----- TESTO PROPOSTO -----

Erasmo Palazzotto, presidente della Commissione parlamentare d'inchiesta sulla morte di Giulio Regeni, ha definito The Story of Giulio Regeni "l’ennesimo inaccettabile tentativo di depistaggio", criticando la partecipazione di "esponenti italiani, politici e militari" a "questa operazione ignobile". Per Palazzotto "è grave che Gasparri abbia gettato discredito non solo su Giulio Regeni ma sul suo stesso Paese giustificando di fatto gli oltraggi ricevuti dai nostri magistrati da parte egiziana. La Commissione che presiedo non tralascerà alcun dettaglio e cercherà di fare luce su ogni zona d'ombra di questa vicenda. Ma alimentare la cultura del sospetto, continuando a fare allusioni su Cambridge senza alcuna evidenza, contribuisce a distogliere l'attenzione dal Cairo dove Giulio Regeni è stato ucciso e dove ancora oggi si trovano impuniti i suoi torturatori e i suoi assassini".

----- ESTRATTO DEI DATI -----

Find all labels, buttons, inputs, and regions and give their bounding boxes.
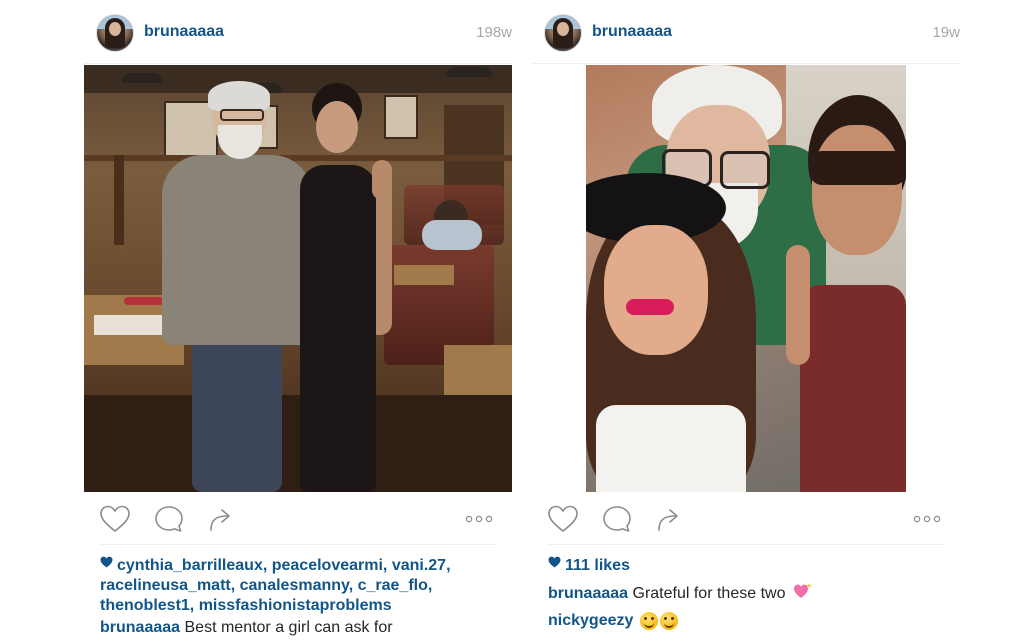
avatar[interactable] xyxy=(544,14,582,52)
post-caption: brunaaaaa Best mentor a girl can ask for xyxy=(100,618,496,638)
post-photo[interactable] xyxy=(84,65,512,492)
post-header: brunaaaaa 19w xyxy=(544,14,960,52)
post-caption: brunaaaaa Grateful for these two xyxy=(548,582,944,606)
likes-count[interactable]: 111 likes xyxy=(548,556,944,576)
share-arrow-icon[interactable] xyxy=(652,502,686,536)
caption-text: Best mentor a girl can ask for xyxy=(184,619,393,636)
ellipsis-icon[interactable] xyxy=(910,502,944,536)
comment-author[interactable]: nickygeezy xyxy=(548,612,633,629)
post-2: brunaaaaa 19w 111 likes brunaaaaa Gratef… xyxy=(532,0,960,640)
post-username[interactable]: brunaaaaa xyxy=(144,23,224,41)
comment: nickygeezy xyxy=(548,611,944,631)
liker-link[interactable]: thenoblest1 xyxy=(100,597,190,614)
liker-link[interactable]: c_rae_flo xyxy=(358,577,428,594)
post-username[interactable]: brunaaaaa xyxy=(592,23,672,41)
heart-filled-icon xyxy=(548,554,561,574)
post-actions xyxy=(546,502,944,536)
liker-link[interactable]: racelineusa_matt xyxy=(100,577,231,594)
liker-link[interactable]: cynthia_barrilleaux xyxy=(117,557,263,574)
caption-text: Grateful for these two xyxy=(632,585,786,603)
instagram-feed: brunaaaaa 198w cynthia_barrilleaux, peac… xyxy=(0,0,1024,640)
caption-author[interactable]: brunaaaaa xyxy=(548,585,628,602)
divider xyxy=(84,63,512,64)
divider xyxy=(548,544,944,545)
post-1: brunaaaaa 198w cynthia_barrilleaux, peac… xyxy=(84,0,512,640)
post-photo[interactable] xyxy=(586,65,906,492)
post-actions xyxy=(98,502,496,536)
heart-outline-icon[interactable] xyxy=(98,502,132,536)
likes-count-text[interactable]: 111 likes xyxy=(565,557,630,574)
liker-link[interactable]: canalesmanny xyxy=(240,577,349,594)
heart-outline-icon[interactable] xyxy=(546,502,580,536)
share-arrow-icon[interactable] xyxy=(204,502,238,536)
post-header: brunaaaaa 198w xyxy=(96,14,512,52)
caption-author[interactable]: brunaaaaa xyxy=(100,619,180,636)
liker-link[interactable]: vani.27 xyxy=(392,557,446,574)
likers-list: cynthia_barrilleaux, peacelovearmi, vani… xyxy=(100,556,496,616)
speech-bubble-icon[interactable] xyxy=(152,502,186,536)
divider xyxy=(532,63,960,64)
smiling-face-icon xyxy=(659,611,678,630)
liker-link[interactable]: missfashionistaproblems xyxy=(199,597,392,614)
sparkling-heart-icon xyxy=(793,582,813,606)
post-timestamp[interactable]: 198w xyxy=(476,24,512,41)
speech-bubble-icon[interactable] xyxy=(600,502,634,536)
ellipsis-icon[interactable] xyxy=(462,502,496,536)
post-timestamp[interactable]: 19w xyxy=(932,24,960,41)
liker-link[interactable]: peacelovearmi xyxy=(272,557,383,574)
smiling-face-icon xyxy=(639,611,658,630)
heart-filled-icon xyxy=(100,554,113,574)
divider xyxy=(100,544,496,545)
avatar[interactable] xyxy=(96,14,134,52)
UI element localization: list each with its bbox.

-----

▶ **ESERCIZI PROPOSTI**:
• A. Elenca tutte le persone indicate per nome nel brano sul caso Regeni.
• B. Stabilisci se le seguenti affermazioni concordano con il brano sul caso Regeni, rispondendo sì o no e citando le parole del brano che lo dimostrano.
(i) Palazzotto presiede la Commissione parlamentare d'inchiesta sulla morte di Giulio Regeni.
(ii) Secondo Palazzotto, le allusioni su Cambridge si basano su evidenze.
(iii) Secondo Palazzotto, i torturatori e gli assassini di Regeni sono stati puniti.
• C. Scrivi il seguito del brano sul caso Regeni, partendo dopo la sua ultima frase.

▶ **SOLUZIONI DEGLI ESERCIZI**:
• A. Erasmo Palazzotto, Giulio Regeni, Gasparri

• B.
(i) Sì: "Erasmo Palazzotto, presidente della Commissione parlamentare d'inchiesta sulla morte di Giulio Regeni".
(ii) No: "continuando a fare allusioni su Cambridge senza alcuna evidenza".
(iii) No: "dove ancora oggi si trovano impuniti i suoi torturatori e i suoi assassini".

• C.
Secondo fonti inquirenti citate dall’agenzia Ansa non è escluso che il filmato possa rientrare nell’attività di depistaggio messa in atto già in passato per delegittimare l'attività di indagine svolta dalla Procura di Roma: nel video tutti gli elementi di indagine acquisiti vengono, di fatto, stravolti arrivando a cambiarne totalmente il significato.

La prima udienza a Roma contro gli 007 egiziani

Lo scorso 20 gennaio la Procura di Roma ha chiesto il rinvio a giudizio per quattro agenti dei servizi di sicurezza egiziani accusati del sequestro, delle torture e dell’omicidio di Giulio Regeni. La richiesta di processo era arrivata dopo la chiusura delle indagini, firmata dal procuratore capo Michele Prestipino e dal sostituto Sergio Colaiocco che in questi anni ha seguito le indagini, nei confronti del generale Sabir Tariq, i colonnelli Usham Helmi e Athar Kamel Mohamed Ibrahim, e Magdi Ibrahim Abdelal Sharif per il reato di sequestro di persona pluriaggravato, e nei confronti di quest'ultimo i pm contestano anche il concorso in lesioni personali aggravate e il concorso in omicidio aggravato.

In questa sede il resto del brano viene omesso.